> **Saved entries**
---

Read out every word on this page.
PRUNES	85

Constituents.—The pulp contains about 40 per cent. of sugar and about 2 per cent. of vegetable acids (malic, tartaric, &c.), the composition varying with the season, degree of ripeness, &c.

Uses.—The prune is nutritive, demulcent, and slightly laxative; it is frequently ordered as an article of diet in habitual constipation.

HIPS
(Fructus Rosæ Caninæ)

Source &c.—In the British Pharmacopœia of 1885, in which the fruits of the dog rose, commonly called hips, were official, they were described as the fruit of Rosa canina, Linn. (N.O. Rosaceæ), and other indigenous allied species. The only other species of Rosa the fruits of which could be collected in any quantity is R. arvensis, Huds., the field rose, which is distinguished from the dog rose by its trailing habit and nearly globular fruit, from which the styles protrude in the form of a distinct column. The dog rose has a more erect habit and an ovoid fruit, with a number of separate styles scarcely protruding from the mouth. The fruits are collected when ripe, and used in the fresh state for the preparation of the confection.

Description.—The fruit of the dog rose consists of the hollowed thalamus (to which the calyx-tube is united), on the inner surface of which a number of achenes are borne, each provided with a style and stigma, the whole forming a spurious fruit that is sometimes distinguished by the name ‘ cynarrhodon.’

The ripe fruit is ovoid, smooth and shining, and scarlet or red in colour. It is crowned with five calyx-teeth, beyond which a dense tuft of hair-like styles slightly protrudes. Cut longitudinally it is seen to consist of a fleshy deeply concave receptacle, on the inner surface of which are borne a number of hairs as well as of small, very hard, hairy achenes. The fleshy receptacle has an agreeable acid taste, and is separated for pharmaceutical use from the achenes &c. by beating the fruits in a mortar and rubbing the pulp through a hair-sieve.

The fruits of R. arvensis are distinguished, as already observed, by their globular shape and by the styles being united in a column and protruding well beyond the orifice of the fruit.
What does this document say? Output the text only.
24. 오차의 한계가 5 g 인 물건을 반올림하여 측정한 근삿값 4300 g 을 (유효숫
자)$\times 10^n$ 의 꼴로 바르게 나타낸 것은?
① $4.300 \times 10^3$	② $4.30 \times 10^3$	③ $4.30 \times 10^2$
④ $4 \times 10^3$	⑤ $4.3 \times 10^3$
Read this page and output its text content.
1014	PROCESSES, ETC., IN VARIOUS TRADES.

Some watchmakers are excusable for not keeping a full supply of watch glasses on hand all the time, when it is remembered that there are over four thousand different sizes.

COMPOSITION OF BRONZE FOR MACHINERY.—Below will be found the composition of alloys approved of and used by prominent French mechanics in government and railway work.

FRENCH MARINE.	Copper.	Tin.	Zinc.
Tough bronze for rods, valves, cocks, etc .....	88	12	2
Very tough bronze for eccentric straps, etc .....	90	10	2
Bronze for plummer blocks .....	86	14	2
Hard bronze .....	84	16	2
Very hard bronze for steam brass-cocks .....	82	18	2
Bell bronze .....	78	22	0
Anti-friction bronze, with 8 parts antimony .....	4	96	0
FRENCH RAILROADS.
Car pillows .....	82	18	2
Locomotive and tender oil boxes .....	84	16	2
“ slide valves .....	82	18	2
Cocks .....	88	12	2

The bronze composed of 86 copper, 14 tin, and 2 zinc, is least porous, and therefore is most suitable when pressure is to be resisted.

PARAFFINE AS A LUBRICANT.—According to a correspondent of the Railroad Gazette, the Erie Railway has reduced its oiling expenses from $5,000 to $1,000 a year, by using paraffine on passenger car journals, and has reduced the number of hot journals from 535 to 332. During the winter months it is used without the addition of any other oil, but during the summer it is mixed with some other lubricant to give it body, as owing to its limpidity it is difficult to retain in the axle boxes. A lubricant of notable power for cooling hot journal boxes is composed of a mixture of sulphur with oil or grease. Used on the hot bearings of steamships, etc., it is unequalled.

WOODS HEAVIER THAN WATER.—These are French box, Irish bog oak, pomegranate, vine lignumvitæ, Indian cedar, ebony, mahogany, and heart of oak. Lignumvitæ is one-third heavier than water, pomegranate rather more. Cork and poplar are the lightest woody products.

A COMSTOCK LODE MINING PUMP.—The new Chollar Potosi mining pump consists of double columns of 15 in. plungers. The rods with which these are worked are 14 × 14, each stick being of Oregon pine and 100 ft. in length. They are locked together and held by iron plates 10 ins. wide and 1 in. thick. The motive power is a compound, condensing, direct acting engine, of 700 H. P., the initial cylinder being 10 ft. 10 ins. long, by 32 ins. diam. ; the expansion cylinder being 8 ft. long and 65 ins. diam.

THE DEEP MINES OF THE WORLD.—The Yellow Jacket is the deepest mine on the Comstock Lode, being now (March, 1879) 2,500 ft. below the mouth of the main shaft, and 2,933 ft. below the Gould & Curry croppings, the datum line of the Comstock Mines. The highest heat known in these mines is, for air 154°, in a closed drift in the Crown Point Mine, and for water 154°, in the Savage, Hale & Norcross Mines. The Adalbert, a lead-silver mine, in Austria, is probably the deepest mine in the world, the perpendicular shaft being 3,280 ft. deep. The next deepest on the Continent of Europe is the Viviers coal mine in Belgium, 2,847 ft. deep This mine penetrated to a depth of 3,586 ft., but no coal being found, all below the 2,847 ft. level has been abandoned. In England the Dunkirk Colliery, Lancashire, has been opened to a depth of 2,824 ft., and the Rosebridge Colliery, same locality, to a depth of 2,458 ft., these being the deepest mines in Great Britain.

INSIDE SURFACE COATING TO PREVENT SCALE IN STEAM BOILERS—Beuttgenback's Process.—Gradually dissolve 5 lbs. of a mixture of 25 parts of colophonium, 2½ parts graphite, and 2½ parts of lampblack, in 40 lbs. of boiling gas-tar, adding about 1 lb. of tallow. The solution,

---

> **Task brief**
Collect the lines that hold "arvensis".

> **Response to this task**
Source &c.—In the British Pharmacopœia of 1885, in which the fruits of the dog rose, commonly called hips, were official, they were described as the fruit of Rosa canina, Linn. (N.O. Rosaceæ), and other indigenous allied species. The only other species of Rosa the fruits of which could be collected in any quantity is R. arvensis, Huds., the field rose, which is distinguished from the dog rose by its trailing habit and nearly globular fruit, from which the styles protrude in the form of a distinct column. The dog rose has a more erect habit and an ovoid fruit, with a number of separate styles scarcely protruding from the mouth. The fruits are collected when ripe, and used in the fresh state for the preparation of the confection.
The fruits of R. arvensis are distinguished, as already observed, by their globular shape and by the styles being united in a column and protruding well beyond the orifice of the fruit.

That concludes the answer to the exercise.